| Exercise prompt |
Tally the lines that contain the string "принятия" and state that total without comment.

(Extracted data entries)
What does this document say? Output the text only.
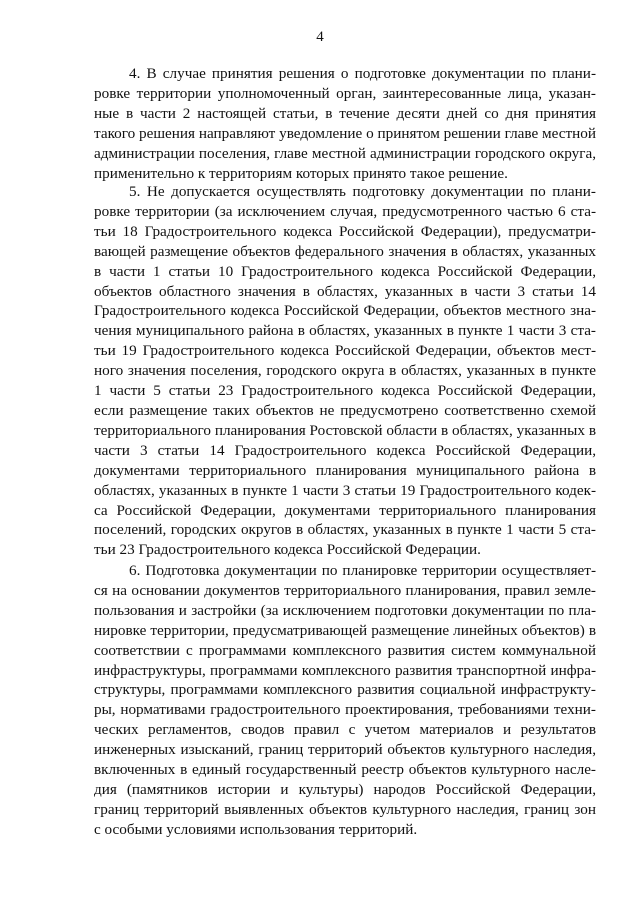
4
4. В случае принятия решения о подготовке документации по плани-
ровке территории уполномоченный орган, заинтересованные лица, указан-
ные в части 2 настоящей статьи, в течение десяти дней со дня принятия
такого решения направляют уведомление о принятом решении главе местной
администрации поселения, главе местной администрации городского округа,
применительно к территориям которых принято такое решение.
5. Не допускается осуществлять подготовку документации по плани-
ровке территории (за исключением случая, предусмотренного частью 6 ста-
тьи 18 Градостроительного кодекса Российской Федерации), предусматри-
вающей размещение объектов федерального значения в областях, указанных
в части 1 статьи 10 Градостроительного кодекса Российской Федерации,
объектов областного значения в областях, указанных в части 3 статьи 14
Градостроительного кодекса Российской Федерации, объектов местного зна-
чения муниципального района в областях, указанных в пункте 1 части 3 ста-
тьи 19 Градостроительного кодекса Российской Федерации, объектов мест-
ного значения поселения, городского округа в областях, указанных в пункте
1 части 5 статьи 23 Градостроительного кодекса Российской Федерации,
если размещение таких объектов не предусмотрено соответственно схемой
территориального планирования Ростовской области в областях, указанных в
части 3 статьи 14 Градостроительного кодекса Российской Федерации,
документами территориального планирования муниципального района в
областях, указанных в пункте 1 части 3 статьи 19 Градостроительного кодек-
са Российской Федерации, документами территориального планирования
поселений, городских округов в областях, указанных в пункте 1 части 5 ста-
тьи 23 Градостроительного кодекса Российской Федерации.
6. Подготовка документации по планировке территории осуществляет-
ся на основании документов территориального планирования, правил земле-
пользования и застройки (за исключением подготовки документации по пла-
нировке территории, предусматривающей размещение линейных объектов) в
соответствии с программами комплексного развития систем коммунальной
инфраструктуры, программами комплексного развития транспортной инфра-
структуры, программами комплексного развития социальной инфраструкту-
ры, нормативами градостроительного проектирования, требованиями техни-
ческих регламентов, сводов правил с учетом материалов и результатов
инженерных изысканий, границ территорий объектов культурного наследия,
включенных в единый государственный реестр объектов культурного насле-
дия (памятников истории и культуры) народов Российской Федерации,
границ территорий выявленных объектов культурного наследия, границ зон
с особыми условиями использования территорий.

| Complete output |
2